Assigned task 1 »
Using the passage on favorite songs below, decide whether each statement agrees with it. Answer yes or no for each, and quote the words that decide it.
(a) The writer first flew on a plane at age 17.
(b) The writer's new record was made in Texas.
(c) Ryan Hilley introduced the writer to Muse.
Assigned task 2 »
Answer these questions from the passage on favorite songs below, one answer per line.
(a) About how long did the writer's new record take to get done?
(b) Which Radiohead album did the writer get in high school?
(c) Which of the writer's own songs is about Ryan Hilley driving to big shows?

[Opening Document passage section]

This new record took about a year and a half to get done, even though we weren't working actively that whole time; it was COVID, it was being made in California and I was in Texas and Tennessee, and it was like it was taking a long time to make everything happen. But I heard this Big Thief record just as I was ending a long relationship, as I was entering into a new headspace and just as the record was being turned in. The lyrics of this song are so short and sweet, but it references death and it references old love and new love. It really does take a dark night to celebrate the sun and vice versa.
I thought it was a perfect song and I cried like a little baby driving down the highway in Malibu listening to my new record and then listening to this song and kind of letting go. I think there are certain songs that for me are just like what I really hope I can do one day for myself.
“The Tourist” by Radiohead
With most of the records I listen to, there's a lot of stuff from that era. I always say my taste is the boys I had a crush on and their taste. When I was in high school, a friend of mine, Ryan Hilley, was the one guy I knew that drove down to Atlanta and up to Charlotte to see big shows, which is what my song “First High” is about.
It was that time in my life when I started hauling ass to catch a good rock band, and Ryan spoon-fed me little bits of weird stuff: Muse, Mogwai, Sigur Rós, Jeff Buckley. All these standards in my early grunge or rock days came from him.
I got hold of The Bends around that time in high school when I hadn’t flown anywhere yet. I fly so much these days, but I was 17 when I flew for the first time, which is quite old, but I didn't know that when I was 17 because I was from the country. I had a CD player and I carried around my favorite CDs all the time and “The Tourist” was one of my favorite songs.
You can barely understand what he's saying, but I listened to that record while taking off and landing on every flight until I was about 30 years old and I was convinced the plane would crash unless I listened to it. I had that superstition that if I was going to branch out into the world as a tourist, I had to take my lucky charm with me or the plane might crash.
“Bleed American” by Jimmy Eat World
It’s so silly but I just had to be honest with you. It’s that whole thing with the angry song. That's my teenage years.
Jimmy Eat World are a band I went to see a few times when I was younger, and that record Bleed American came out just before 911 and I think they had to change the name because it was just a polarising time.
With the songwriting on this song, it’s just the same words for the whole thing all the way through. Sometimes we go back and listen to those songs in a nostalgic way, and I think “Oh, my God, some of this stuff was bad”, but some of it holds through.

[Closing Document passage section]
[Opening Dataset records section]

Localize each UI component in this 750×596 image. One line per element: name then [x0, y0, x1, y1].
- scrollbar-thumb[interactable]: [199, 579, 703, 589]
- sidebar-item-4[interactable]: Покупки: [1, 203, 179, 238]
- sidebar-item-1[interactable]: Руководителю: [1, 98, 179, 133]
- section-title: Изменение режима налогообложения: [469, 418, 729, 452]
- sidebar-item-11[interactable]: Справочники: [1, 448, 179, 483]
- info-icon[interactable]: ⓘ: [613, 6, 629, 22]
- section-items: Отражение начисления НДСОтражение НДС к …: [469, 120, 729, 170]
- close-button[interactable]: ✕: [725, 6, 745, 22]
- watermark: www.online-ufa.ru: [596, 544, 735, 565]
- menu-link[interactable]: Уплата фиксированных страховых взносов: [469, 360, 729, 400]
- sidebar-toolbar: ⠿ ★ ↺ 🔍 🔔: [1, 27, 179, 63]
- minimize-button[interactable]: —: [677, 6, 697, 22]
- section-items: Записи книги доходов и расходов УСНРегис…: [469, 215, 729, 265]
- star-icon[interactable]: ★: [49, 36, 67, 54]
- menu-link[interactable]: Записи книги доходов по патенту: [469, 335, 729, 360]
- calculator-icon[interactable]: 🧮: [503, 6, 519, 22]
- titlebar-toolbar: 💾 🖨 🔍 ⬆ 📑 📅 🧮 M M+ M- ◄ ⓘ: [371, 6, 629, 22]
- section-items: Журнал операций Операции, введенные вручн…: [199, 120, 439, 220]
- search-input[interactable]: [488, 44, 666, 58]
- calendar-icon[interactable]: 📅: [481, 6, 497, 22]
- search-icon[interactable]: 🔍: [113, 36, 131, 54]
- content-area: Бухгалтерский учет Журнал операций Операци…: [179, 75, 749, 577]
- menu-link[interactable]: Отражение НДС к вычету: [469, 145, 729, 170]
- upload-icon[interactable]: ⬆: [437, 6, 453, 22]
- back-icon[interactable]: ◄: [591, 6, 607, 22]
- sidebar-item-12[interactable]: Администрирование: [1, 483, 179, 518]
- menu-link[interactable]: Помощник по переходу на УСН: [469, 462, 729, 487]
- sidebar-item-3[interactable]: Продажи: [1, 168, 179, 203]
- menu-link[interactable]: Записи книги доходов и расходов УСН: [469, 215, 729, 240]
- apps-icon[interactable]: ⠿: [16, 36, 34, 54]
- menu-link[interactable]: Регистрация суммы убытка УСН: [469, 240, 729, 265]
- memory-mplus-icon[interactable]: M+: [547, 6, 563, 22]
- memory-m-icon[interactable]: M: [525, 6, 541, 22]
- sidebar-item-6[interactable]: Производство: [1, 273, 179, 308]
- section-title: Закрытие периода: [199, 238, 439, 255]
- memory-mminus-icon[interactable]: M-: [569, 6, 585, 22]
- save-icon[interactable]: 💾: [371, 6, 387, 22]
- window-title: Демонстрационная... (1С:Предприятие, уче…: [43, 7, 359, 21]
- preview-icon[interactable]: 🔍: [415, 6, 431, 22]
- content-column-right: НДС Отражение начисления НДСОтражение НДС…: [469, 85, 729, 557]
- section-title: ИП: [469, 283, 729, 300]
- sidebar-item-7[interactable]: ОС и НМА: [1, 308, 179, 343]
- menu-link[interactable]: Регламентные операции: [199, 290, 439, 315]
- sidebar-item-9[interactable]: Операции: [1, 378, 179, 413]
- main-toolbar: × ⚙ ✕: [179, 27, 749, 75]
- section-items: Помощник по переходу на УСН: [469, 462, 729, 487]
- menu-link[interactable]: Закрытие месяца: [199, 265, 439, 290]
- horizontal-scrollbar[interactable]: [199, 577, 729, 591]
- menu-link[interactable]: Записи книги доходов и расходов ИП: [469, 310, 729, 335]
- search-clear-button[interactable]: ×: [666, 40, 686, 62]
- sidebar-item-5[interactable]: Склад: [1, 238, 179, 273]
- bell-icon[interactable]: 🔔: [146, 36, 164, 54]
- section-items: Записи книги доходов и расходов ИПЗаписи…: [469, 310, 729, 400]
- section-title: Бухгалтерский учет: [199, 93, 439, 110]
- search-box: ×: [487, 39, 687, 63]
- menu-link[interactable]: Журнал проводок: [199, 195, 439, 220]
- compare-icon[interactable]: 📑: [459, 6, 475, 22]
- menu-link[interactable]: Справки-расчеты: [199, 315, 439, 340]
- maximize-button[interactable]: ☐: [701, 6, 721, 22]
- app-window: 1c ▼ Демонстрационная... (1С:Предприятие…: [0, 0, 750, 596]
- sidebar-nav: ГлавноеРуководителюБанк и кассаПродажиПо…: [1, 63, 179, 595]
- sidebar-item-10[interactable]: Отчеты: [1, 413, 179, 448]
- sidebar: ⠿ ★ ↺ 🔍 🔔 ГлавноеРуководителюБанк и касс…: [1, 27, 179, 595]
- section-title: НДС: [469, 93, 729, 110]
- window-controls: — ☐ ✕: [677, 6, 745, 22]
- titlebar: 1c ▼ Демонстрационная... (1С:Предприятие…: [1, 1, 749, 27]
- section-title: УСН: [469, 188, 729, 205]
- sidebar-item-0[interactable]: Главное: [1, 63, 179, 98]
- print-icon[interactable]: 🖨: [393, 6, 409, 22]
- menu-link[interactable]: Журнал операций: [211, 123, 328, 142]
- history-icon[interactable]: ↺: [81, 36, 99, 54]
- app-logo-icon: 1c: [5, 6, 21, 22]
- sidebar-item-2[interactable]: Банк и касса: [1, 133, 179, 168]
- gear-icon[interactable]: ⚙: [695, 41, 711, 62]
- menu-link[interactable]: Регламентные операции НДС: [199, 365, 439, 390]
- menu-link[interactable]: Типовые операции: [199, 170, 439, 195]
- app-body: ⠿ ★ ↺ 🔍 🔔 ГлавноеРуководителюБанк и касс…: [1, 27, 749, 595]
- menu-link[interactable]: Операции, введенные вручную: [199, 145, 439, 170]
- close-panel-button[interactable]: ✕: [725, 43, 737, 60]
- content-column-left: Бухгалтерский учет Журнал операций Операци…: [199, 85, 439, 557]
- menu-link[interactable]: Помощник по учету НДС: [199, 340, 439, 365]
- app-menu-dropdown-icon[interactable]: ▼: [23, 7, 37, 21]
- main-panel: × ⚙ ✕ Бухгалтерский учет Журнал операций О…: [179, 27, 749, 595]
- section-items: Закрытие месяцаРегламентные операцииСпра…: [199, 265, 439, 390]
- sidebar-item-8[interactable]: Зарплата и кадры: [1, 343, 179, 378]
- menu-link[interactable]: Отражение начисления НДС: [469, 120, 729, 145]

[Closing Dataset records section]

Your response 1 »
(a) Yes: "I was 17 when I flew for the first time"
(b) No: "it was being made in California and I was in Texas and Tennessee"
(c) Yes: "Ryan spoon-fed me little bits of weird stuff: Muse, Mogwai, Sigur Rós, Jeff Buckley"

Your response 2 »
(a) About a year and a half
(b) The Bends
(c) "First High"